In your copy, leave out the pictures and repeat the entries below exactly.

▸ Supplied information
☆ ☆ ☆ ☆ ☆ ☆ ☆

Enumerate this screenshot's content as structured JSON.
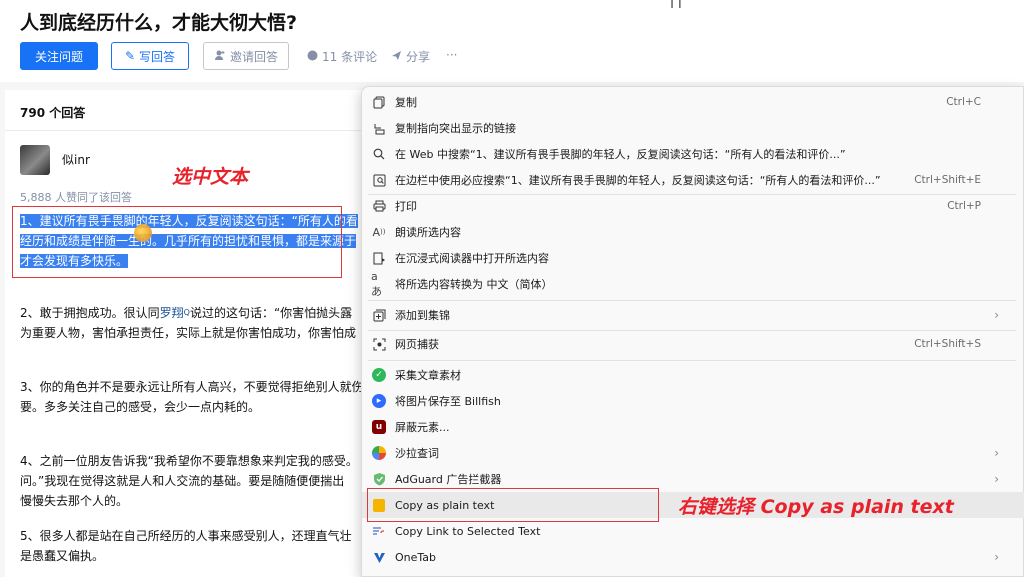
{
  "header": {
    "question_title": "人到底经历什么，才能大彻大悟?",
    "top_right_fragment": "| |",
    "follow_label": "关注问题",
    "write_label": "写回答",
    "invite_label": "邀请回答",
    "comments_label": "11 条评论",
    "share_label": "分享",
    "more_label": "···"
  },
  "answers": {
    "count_label": "790 个回答",
    "author_name": "似inr",
    "votes_label": "5,888 人赞同了该回答",
    "selected_lines": [
      "1、建议所有畏手畏脚的年轻人，反复阅读这句话：“所有人的看",
      "经历和成绩是伴随一生的。几乎所有的担忧和畏惧，都是来源于",
      "才会发现有多快乐。"
    ],
    "para2": [
      "2、敢于拥抱成功。很认同",
      "罗翔",
      "说过的这句话：“你害怕抛头露",
      "为重要人物，害怕承担责任，实际上就是你害怕成功，你害怕成"
    ],
    "para3": [
      "3、你的角色并不是要永远让所有人高兴，不要觉得拒绝别人就伤",
      "要。多多关注自己的感受，会少一点内耗的。"
    ],
    "para4": [
      "4、之前一位朋友告诉我“我希望你不要靠想象来判定我的感受。",
      "问。”我现在觉得这就是人和人交流的基础。要是随随便便揣出",
      "慢慢失去那个人的。"
    ],
    "para5": [
      "5、很多人都是站在自己所经历的人事来感受别人，还理直气壮",
      "是愚蠢又偏执。"
    ]
  },
  "annotations": {
    "select_text": "选中文本",
    "right_click_text": "右键选择 Copy as plain text"
  },
  "menu": {
    "items": [
      {
        "icon": "copy-icon",
        "label": "复制",
        "shortcut": "Ctrl+C"
      },
      {
        "icon": "link-highlight-icon",
        "label": "复制指向突出显示的链接",
        "shortcut": ""
      },
      {
        "icon": "search-icon",
        "label": "在 Web 中搜索“1、建议所有畏手畏脚的年轻人，反复阅读这句话：“所有人的看法和评价...”",
        "shortcut": ""
      },
      {
        "icon": "sidebar-search-icon",
        "label": "在边栏中使用必应搜索“1、建议所有畏手畏脚的年轻人，反复阅读这句话：“所有人的看法和评价...”",
        "shortcut": "Ctrl+Shift+E"
      },
      {
        "icon": "print-icon",
        "label": "打印",
        "shortcut": "Ctrl+P"
      },
      {
        "icon": "read-aloud-icon",
        "label": "朗读所选内容",
        "shortcut": ""
      },
      {
        "icon": "immersive-reader-icon",
        "label": "在沉浸式阅读器中打开所选内容",
        "shortcut": ""
      },
      {
        "icon": "translate-icon",
        "label": "将所选内容转换为 中文（简体）",
        "shortcut": ""
      },
      {
        "icon": "collections-icon",
        "label": "添加到集锦",
        "shortcut": ""
      },
      {
        "icon": "web-capture-icon",
        "label": "网页捕获",
        "shortcut": "Ctrl+Shift+S"
      },
      {
        "icon": "collect-article-icon",
        "label": "采集文章素材",
        "shortcut": ""
      },
      {
        "icon": "billfish-icon",
        "label": "将图片保存至 Billfish",
        "shortcut": ""
      },
      {
        "icon": "ublock-icon",
        "label": "屏蔽元素...",
        "shortcut": ""
      },
      {
        "icon": "salad-dict-icon",
        "label": "沙拉查词",
        "shortcut": ""
      },
      {
        "icon": "adguard-icon",
        "label": "AdGuard 广告拦截器",
        "shortcut": ""
      },
      {
        "icon": "copy-plain-text-icon",
        "label": "Copy as plain text",
        "shortcut": ""
      },
      {
        "icon": "copy-link-icon",
        "label": "Copy Link to Selected Text",
        "shortcut": ""
      },
      {
        "icon": "onetab-icon",
        "label": "OneTab",
        "shortcut": ""
      }
    ]
  },
  "colors": {
    "accent": "#1772f6",
    "selection": "#3a80f0",
    "annotation_red": "#e8212b"
  }
}
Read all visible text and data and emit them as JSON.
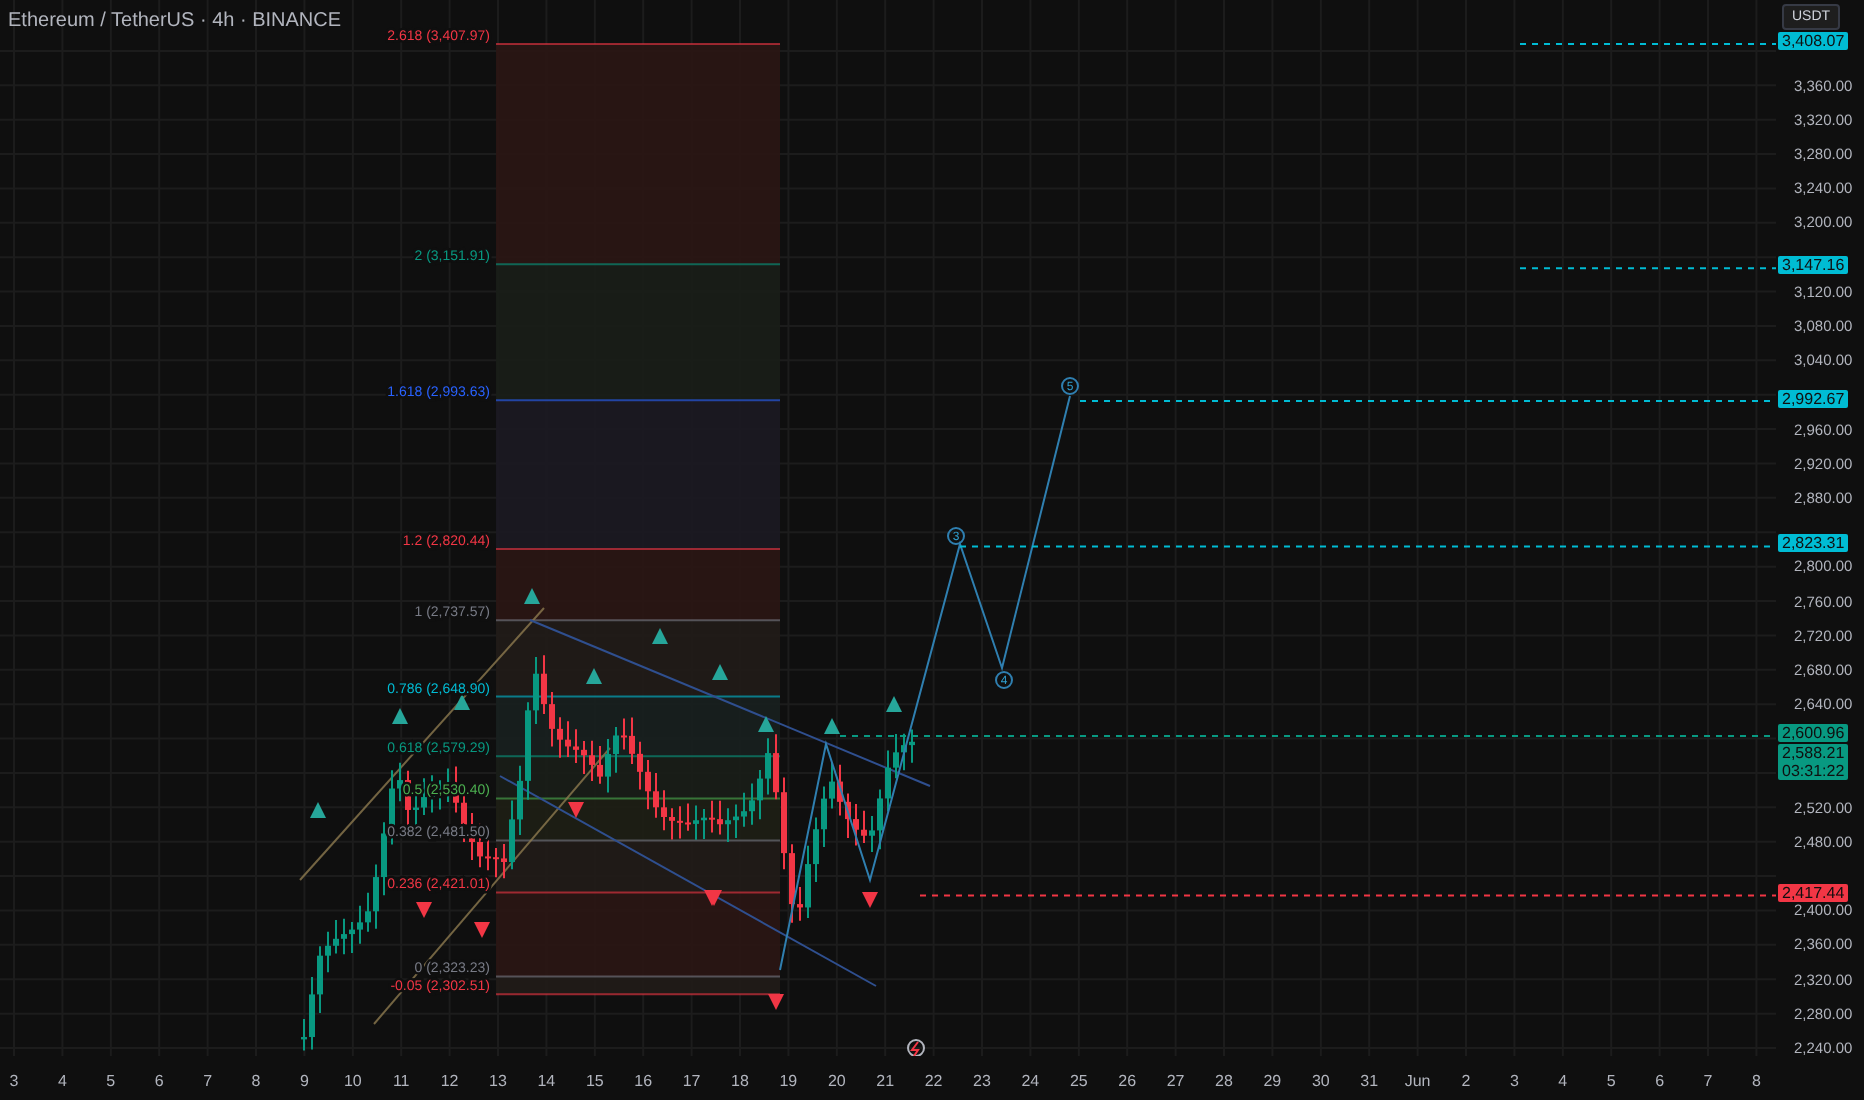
{
  "header": {
    "title": "Ethereum / TetherUS · 4h · BINANCE"
  },
  "currency_button": {
    "label": "USDT"
  },
  "fib_levels": [
    {
      "label": "2.618 (3,407.97)",
      "color": "#f23645"
    },
    {
      "label": "2 (3,151.91)",
      "color": "#089981"
    },
    {
      "label": "1.618 (2,993.63)",
      "color": "#2962ff"
    },
    {
      "label": "1.2 (2,820.44)",
      "color": "#f23645"
    },
    {
      "label": "1 (2,737.57)",
      "color": "#787b86"
    },
    {
      "label": "0.786 (2,648.90)",
      "color": "#00bcd4"
    },
    {
      "label": "0.618 (2,579.29)",
      "color": "#089981"
    },
    {
      "label": "0.5 (2,530.40)",
      "color": "#4caf50"
    },
    {
      "label": "0.382 (2,481.50)",
      "color": "#787b86"
    },
    {
      "label": "0.236 (2,421.01)",
      "color": "#f23645"
    },
    {
      "label": "0 (2,323.23)",
      "color": "#787b86"
    },
    {
      "label": "-0.05 (2,302.51)",
      "color": "#f23645"
    }
  ],
  "wave_labels": [
    "3",
    "4",
    "5"
  ],
  "price_axis": [
    "3,360.00",
    "3,320.00",
    "3,280.00",
    "3,240.00",
    "3,200.00",
    "3,120.00",
    "3,080.00",
    "3,040.00",
    "2,960.00",
    "2,920.00",
    "2,880.00",
    "2,800.00",
    "2,760.00",
    "2,720.00",
    "2,680.00",
    "2,640.00",
    "2,520.00",
    "2,480.00",
    "2,400.00",
    "2,360.00",
    "2,320.00",
    "2,280.00",
    "2,240.00"
  ],
  "price_tags": [
    {
      "value": "3,408.07",
      "color": "#00bcd4"
    },
    {
      "value": "3,147.16",
      "color": "#00bcd4"
    },
    {
      "value": "2,992.67",
      "color": "#00bcd4"
    },
    {
      "value": "2,823.31",
      "color": "#00bcd4"
    },
    {
      "value": "2,600.96",
      "color": "#089981"
    },
    {
      "value": "2,588.21",
      "countdown": "03:31:22",
      "color": "#089981"
    },
    {
      "value": "2,417.44",
      "color": "#f23645"
    }
  ],
  "date_axis": [
    "3",
    "4",
    "5",
    "6",
    "7",
    "8",
    "9",
    "10",
    "11",
    "12",
    "13",
    "14",
    "15",
    "16",
    "17",
    "18",
    "19",
    "20",
    "21",
    "22",
    "23",
    "24",
    "25",
    "26",
    "27",
    "28",
    "29",
    "30",
    "31",
    "Jun",
    "2",
    "3",
    "4",
    "5",
    "6",
    "7",
    "8"
  ]
}
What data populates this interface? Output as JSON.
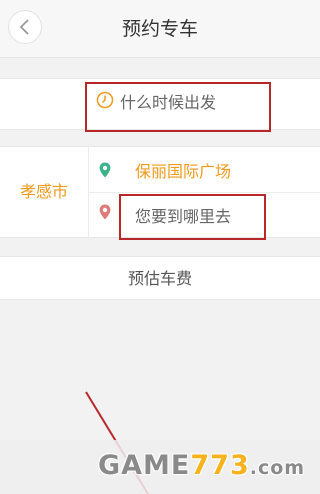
{
  "header": {
    "title": "预约专车"
  },
  "time_row": {
    "placeholder": "什么时候出发"
  },
  "route": {
    "city": "孝感市",
    "from": "保丽国际广场",
    "to_placeholder": "您要到哪里去"
  },
  "estimate": {
    "label": "预估车费"
  },
  "watermark": {
    "prefix": "GAME",
    "number": "773",
    "suffix": ".com"
  },
  "colors": {
    "accent": "#f19a1c",
    "from_pin": "#3bb389",
    "to_pin": "#e07a7a",
    "highlight": "#b8282a"
  }
}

☆ ☆ ☆ ☆ ☆ ☆ ☆

▸ Answer for the task
Enumerate this screenshot's content as structured JSON.
{
  "header": {
    "question_title": "人到底经历什么，才能大彻大悟?",
    "top_right_fragment": "| |",
    "follow_label": "关注问题",
    "write_label": "写回答",
    "invite_label": "邀请回答",
    "comments_label": "11 条评论",
    "share_label": "分享",
    "more_label": "···"
  },
  "answers": {
    "count_label": "790 个回答",
    "author_name": "似inr",
    "votes_label": "5,888 人赞同了该回答",
    "selected_lines": [
      "1、建议所有畏手畏脚的年轻人，反复阅读这句话：“所有人的看",
      "经历和成绩是伴随一生的。几乎所有的担忧和畏惧，都是来源于",
      "才会发现有多快乐。"
    ],
    "para2": [
      "2、敢于拥抱成功。很认同",
      "罗翔",
      "说过的这句话：“你害怕抛头露",
      "为重要人物，害怕承担责任，实际上就是你害怕成功，你害怕成"
    ],
    "para3": [
      "3、你的角色并不是要永远让所有人高兴，不要觉得拒绝别人就伤",
      "要。多多关注自己的感受，会少一点内耗的。"
    ],
    "para4": [
      "4、之前一位朋友告诉我“我希望你不要靠想象来判定我的感受。",
      "问。”我现在觉得这就是人和人交流的基础。要是随随便便揣出",
      "慢慢失去那个人的。"
    ],
    "para5": [
      "5、很多人都是站在自己所经历的人事来感受别人，还理直气壮",
      "是愚蠢又偏执。"
    ]
  },
  "annotations": {
    "select_text": "选中文本",
    "right_click_text": "右键选择 Copy as plain text"
  },
  "menu": {
    "items": [
      {
        "icon": "copy-icon",
        "label": "复制",
        "shortcut": "Ctrl+C"
      },
      {
        "icon": "link-highlight-icon",
        "label": "复制指向突出显示的链接",
        "shortcut": ""
      },
      {
        "icon": "search-icon",
        "label": "在 Web 中搜索“1、建议所有畏手畏脚的年轻人，反复阅读这句话：“所有人的看法和评价...”",
        "shortcut": ""
      },
      {
        "icon": "sidebar-search-icon",
        "label": "在边栏中使用必应搜索“1、建议所有畏手畏脚的年轻人，反复阅读这句话：“所有人的看法和评价...”",
        "shortcut": "Ctrl+Shift+E"
      },
      {
        "icon": "print-icon",
        "label": "打印",
        "shortcut": "Ctrl+P"
      },
      {
        "icon": "read-aloud-icon",
        "label": "朗读所选内容",
        "shortcut": ""
      },
      {
        "icon": "immersive-reader-icon",
        "label": "在沉浸式阅读器中打开所选内容",
        "shortcut": ""
      },
      {
        "icon": "translate-icon",
        "label": "将所选内容转换为 中文（简体）",
        "shortcut": ""
      },
      {
        "icon": "collections-icon",
        "label": "添加到集锦",
        "shortcut": ""
      },
      {
        "icon": "web-capture-icon",
        "label": "网页捕获",
        "shortcut": "Ctrl+Shift+S"
      },
      {
        "icon": "collect-article-icon",
        "label": "采集文章素材",
        "shortcut": ""
      },
      {
        "icon": "billfish-icon",
        "label": "将图片保存至 Billfish",
        "shortcut": ""
      },
      {
        "icon": "ublock-icon",
        "label": "屏蔽元素...",
        "shortcut": ""
      },
      {
        "icon": "salad-dict-icon",
        "label": "沙拉查词",
        "shortcut": ""
      },
      {
        "icon": "adguard-icon",
        "label": "AdGuard 广告拦截器",
        "shortcut": ""
      },
      {
        "icon": "copy-plain-text-icon",
        "label": "Copy as plain text",
        "shortcut": ""
      },
      {
        "icon": "copy-link-icon",
        "label": "Copy Link to Selected Text",
        "shortcut": ""
      },
      {
        "icon": "onetab-icon",
        "label": "OneTab",
        "shortcut": ""
      }
    ]
  },
  "colors": {
    "accent": "#1772f6",
    "selection": "#3a80f0",
    "annotation_red": "#e8212b"
  }
}
Read all visible text and data and emit them as JSON.
{
  "header": {
    "title": "Ethereum / TetherUS · 4h · BINANCE"
  },
  "currency_button": {
    "label": "USDT"
  },
  "fib_levels": [
    {
      "label": "2.618 (3,407.97)",
      "color": "#f23645"
    },
    {
      "label": "2 (3,151.91)",
      "color": "#089981"
    },
    {
      "label": "1.618 (2,993.63)",
      "color": "#2962ff"
    },
    {
      "label": "1.2 (2,820.44)",
      "color": "#f23645"
    },
    {
      "label": "1 (2,737.57)",
      "color": "#787b86"
    },
    {
      "label": "0.786 (2,648.90)",
      "color": "#00bcd4"
    },
    {
      "label": "0.618 (2,579.29)",
      "color": "#089981"
    },
    {
      "label": "0.5 (2,530.40)",
      "color": "#4caf50"
    },
    {
      "label": "0.382 (2,481.50)",
      "color": "#787b86"
    },
    {
      "label": "0.236 (2,421.01)",
      "color": "#f23645"
    },
    {
      "label": "0 (2,323.23)",
      "color": "#787b86"
    },
    {
      "label": "-0.05 (2,302.51)",
      "color": "#f23645"
    }
  ],
  "wave_labels": [
    "3",
    "4",
    "5"
  ],
  "price_axis": [
    "3,360.00",
    "3,320.00",
    "3,280.00",
    "3,240.00",
    "3,200.00",
    "3,120.00",
    "3,080.00",
    "3,040.00",
    "2,960.00",
    "2,920.00",
    "2,880.00",
    "2,800.00",
    "2,760.00",
    "2,720.00",
    "2,680.00",
    "2,640.00",
    "2,520.00",
    "2,480.00",
    "2,400.00",
    "2,360.00",
    "2,320.00",
    "2,280.00",
    "2,240.00"
  ],
  "price_tags": [
    {
      "value": "3,408.07",
      "color": "#00bcd4"
    },
    {
      "value": "3,147.16",
      "color": "#00bcd4"
    },
    {
      "value": "2,992.67",
      "color": "#00bcd4"
    },
    {
      "value": "2,823.31",
      "color": "#00bcd4"
    },
    {
      "value": "2,600.96",
      "color": "#089981"
    },
    {
      "value": "2,588.21",
      "countdown": "03:31:22",
      "color": "#089981"
    },
    {
      "value": "2,417.44",
      "color": "#f23645"
    }
  ],
  "date_axis": [
    "3",
    "4",
    "5",
    "6",
    "7",
    "8",
    "9",
    "10",
    "11",
    "12",
    "13",
    "14",
    "15",
    "16",
    "17",
    "18",
    "19",
    "20",
    "21",
    "22",
    "23",
    "24",
    "25",
    "26",
    "27",
    "28",
    "29",
    "30",
    "31",
    "Jun",
    "2",
    "3",
    "4",
    "5",
    "6",
    "7",
    "8"
  ]
}
What data populates this interface? Output as JSON.
{
  "header": {
    "title": "预约专车"
  },
  "time_row": {
    "placeholder": "什么时候出发"
  },
  "route": {
    "city": "孝感市",
    "from": "保丽国际广场",
    "to_placeholder": "您要到哪里去"
  },
  "estimate": {
    "label": "预估车费"
  },
  "watermark": {
    "prefix": "GAME",
    "number": "773",
    "suffix": ".com"
  },
  "colors": {
    "accent": "#f19a1c",
    "from_pin": "#3bb389",
    "to_pin": "#e07a7a",
    "highlight": "#b8282a"
  }
}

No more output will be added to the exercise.